-- WHAT TO DO --
Omit the pictures, please, and give each record below again exactly.

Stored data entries
━━━━━━━━━━━━━━━━
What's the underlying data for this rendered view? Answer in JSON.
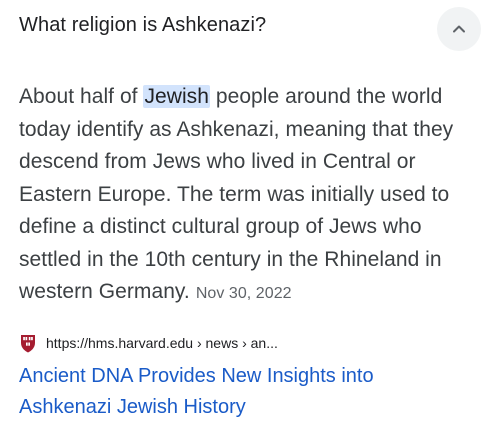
{
  "question": {
    "text": "What religion is Ashkenazi?",
    "toggle_icon": "chevron-up-icon"
  },
  "answer": {
    "prefix": "About half of",
    "highlighted": "Jewish",
    "body": "people around the world today identify as Ashkenazi, meaning that they descend from Jews who lived in Central or Eastern Europe. The term was initially used to define a distinct cultural group of Jews who settled in the 10th century in the Rhineland in western Germany.",
    "date": "Nov 30, 2022"
  },
  "source": {
    "favicon": "harvard-shield-icon",
    "url": "https://hms.harvard.edu › news › an...",
    "title": "Ancient DNA Provides New Insights into Ashkenazi Jewish History"
  },
  "colors": {
    "link": "#1a5bc8",
    "highlight": "#d2e3fc",
    "harvard_crimson": "#a51c30"
  }
}
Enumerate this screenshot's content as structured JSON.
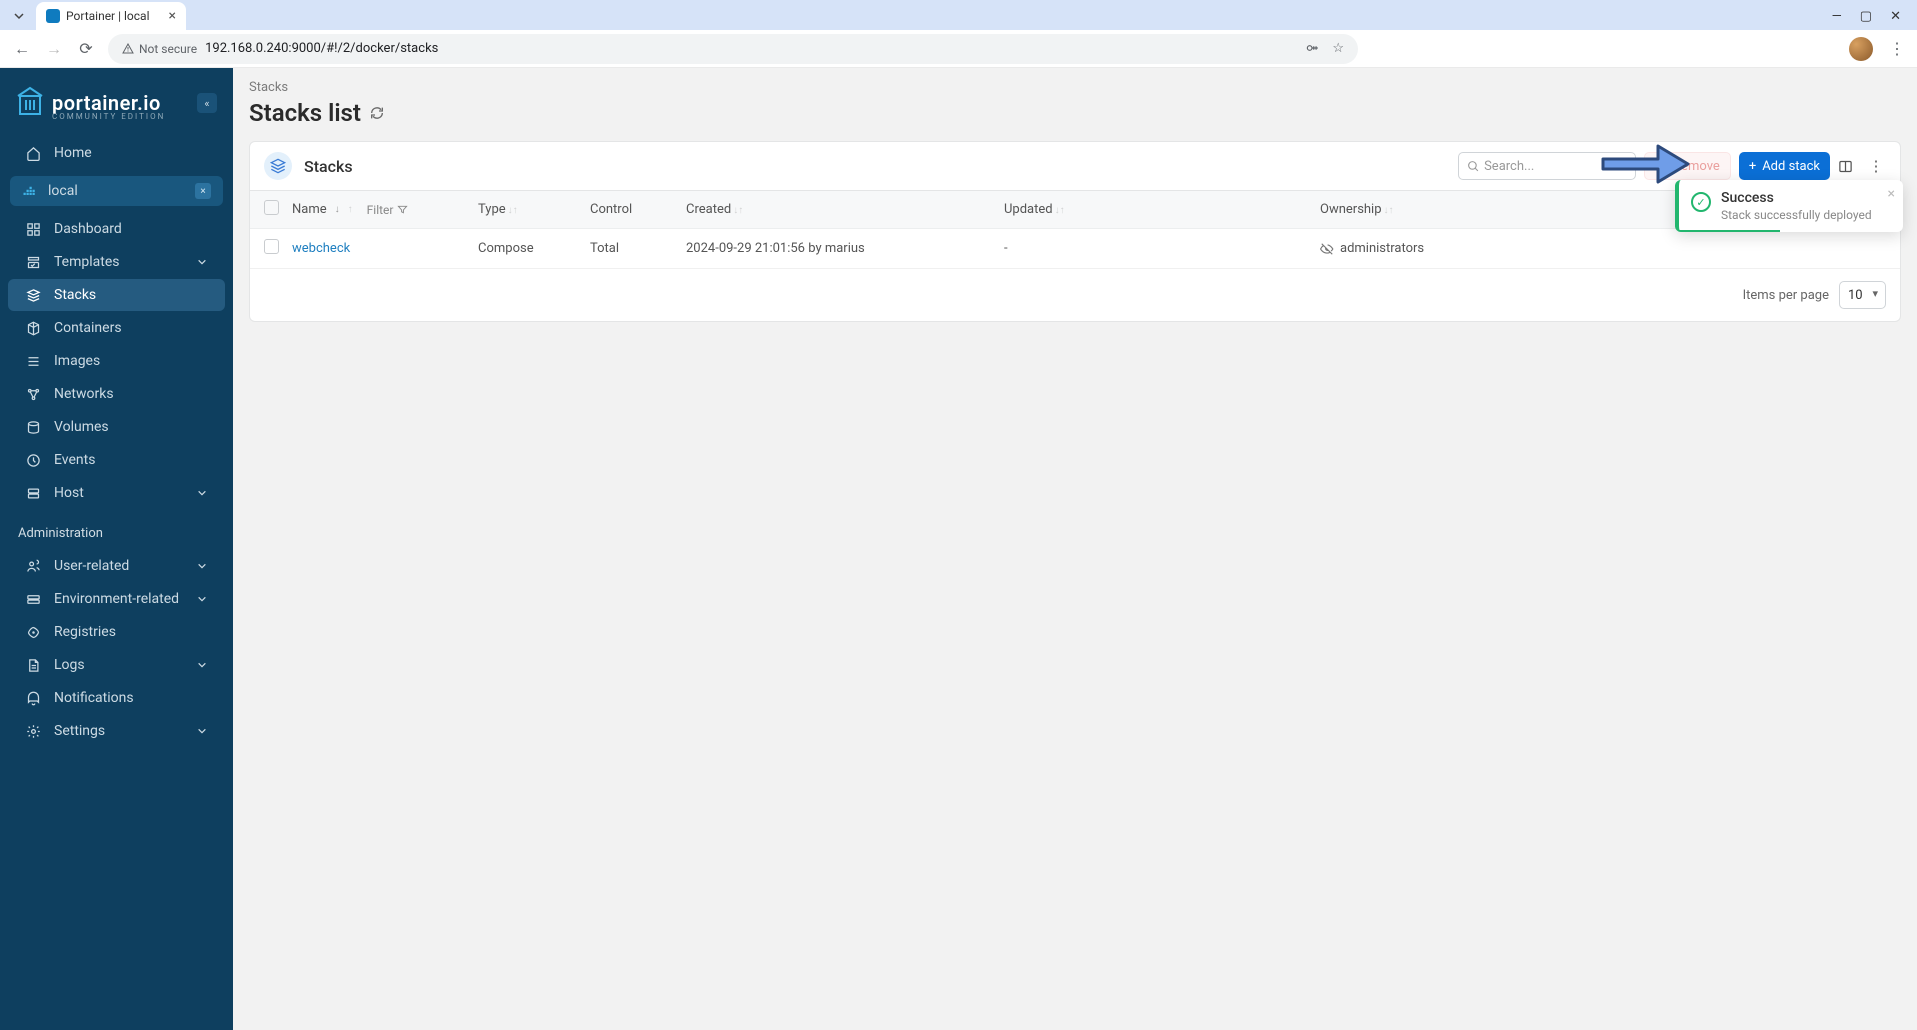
{
  "browser": {
    "tab_title": "Portainer | local",
    "not_secure": "Not secure",
    "url": "192.168.0.240:9000/#!/2/docker/stacks"
  },
  "sidebar": {
    "brand": "portainer.io",
    "brand_sub": "COMMUNITY EDITION",
    "home": "Home",
    "env_name": "local",
    "items": [
      {
        "icon": "dashboard",
        "label": "Dashboard"
      },
      {
        "icon": "templates",
        "label": "Templates",
        "chev": true
      },
      {
        "icon": "stacks",
        "label": "Stacks",
        "active": true
      },
      {
        "icon": "containers",
        "label": "Containers"
      },
      {
        "icon": "images",
        "label": "Images"
      },
      {
        "icon": "networks",
        "label": "Networks"
      },
      {
        "icon": "volumes",
        "label": "Volumes"
      },
      {
        "icon": "events",
        "label": "Events"
      },
      {
        "icon": "host",
        "label": "Host",
        "chev": true
      }
    ],
    "admin_header": "Administration",
    "admin_items": [
      {
        "icon": "users",
        "label": "User-related",
        "chev": true
      },
      {
        "icon": "env",
        "label": "Environment-related",
        "chev": true
      },
      {
        "icon": "registries",
        "label": "Registries"
      },
      {
        "icon": "logs",
        "label": "Logs",
        "chev": true
      },
      {
        "icon": "notifications",
        "label": "Notifications"
      },
      {
        "icon": "settings",
        "label": "Settings",
        "chev": true
      }
    ]
  },
  "page": {
    "breadcrumb": "Stacks",
    "title": "Stacks list",
    "panel_title": "Stacks",
    "search_placeholder": "Search...",
    "remove_label": "Remove",
    "add_label": "Add stack",
    "columns": {
      "name": "Name",
      "filter": "Filter",
      "type": "Type",
      "control": "Control",
      "created": "Created",
      "updated": "Updated",
      "ownership": "Ownership"
    },
    "rows": [
      {
        "name": "webcheck",
        "type": "Compose",
        "control": "Total",
        "created": "2024-09-29 21:01:56 by marius",
        "updated": "-",
        "ownership": "administrators"
      }
    ],
    "items_per_page_label": "Items per page",
    "items_per_page_value": "10"
  },
  "toast": {
    "title": "Success",
    "body": "Stack successfully deployed"
  }
}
━━━━━━━━━━━━━━━━
-- CORRECT RESULT --
What's the underlying data for this rendered view? Answer in JSON.
{
  "question": {
    "text": "What religion is Ashkenazi?",
    "toggle_icon": "chevron-up-icon"
  },
  "answer": {
    "prefix": "About half of",
    "highlighted": "Jewish",
    "body": "people around the world today identify as Ashkenazi, meaning that they descend from Jews who lived in Central or Eastern Europe. The term was initially used to define a distinct cultural group of Jews who settled in the 10th century in the Rhineland in western Germany.",
    "date": "Nov 30, 2022"
  },
  "source": {
    "favicon": "harvard-shield-icon",
    "url": "https://hms.harvard.edu › news › an...",
    "title": "Ancient DNA Provides New Insights into Ashkenazi Jewish History"
  },
  "colors": {
    "link": "#1a5bc8",
    "highlight": "#d2e3fc",
    "harvard_crimson": "#a51c30"
  }
}
Enumerate this screenshot's content as structured JSON.
{
  "browser": {
    "tab_title": "Portainer | local",
    "not_secure": "Not secure",
    "url": "192.168.0.240:9000/#!/2/docker/stacks"
  },
  "sidebar": {
    "brand": "portainer.io",
    "brand_sub": "COMMUNITY EDITION",
    "home": "Home",
    "env_name": "local",
    "items": [
      {
        "icon": "dashboard",
        "label": "Dashboard"
      },
      {
        "icon": "templates",
        "label": "Templates",
        "chev": true
      },
      {
        "icon": "stacks",
        "label": "Stacks",
        "active": true
      },
      {
        "icon": "containers",
        "label": "Containers"
      },
      {
        "icon": "images",
        "label": "Images"
      },
      {
        "icon": "networks",
        "label": "Networks"
      },
      {
        "icon": "volumes",
        "label": "Volumes"
      },
      {
        "icon": "events",
        "label": "Events"
      },
      {
        "icon": "host",
        "label": "Host",
        "chev": true
      }
    ],
    "admin_header": "Administration",
    "admin_items": [
      {
        "icon": "users",
        "label": "User-related",
        "chev": true
      },
      {
        "icon": "env",
        "label": "Environment-related",
        "chev": true
      },
      {
        "icon": "registries",
        "label": "Registries"
      },
      {
        "icon": "logs",
        "label": "Logs",
        "chev": true
      },
      {
        "icon": "notifications",
        "label": "Notifications"
      },
      {
        "icon": "settings",
        "label": "Settings",
        "chev": true
      }
    ]
  },
  "page": {
    "breadcrumb": "Stacks",
    "title": "Stacks list",
    "panel_title": "Stacks",
    "search_placeholder": "Search...",
    "remove_label": "Remove",
    "add_label": "Add stack",
    "columns": {
      "name": "Name",
      "filter": "Filter",
      "type": "Type",
      "control": "Control",
      "created": "Created",
      "updated": "Updated",
      "ownership": "Ownership"
    },
    "rows": [
      {
        "name": "webcheck",
        "type": "Compose",
        "control": "Total",
        "created": "2024-09-29 21:01:56 by marius",
        "updated": "-",
        "ownership": "administrators"
      }
    ],
    "items_per_page_label": "Items per page",
    "items_per_page_value": "10"
  },
  "toast": {
    "title": "Success",
    "body": "Stack successfully deployed"
  }
}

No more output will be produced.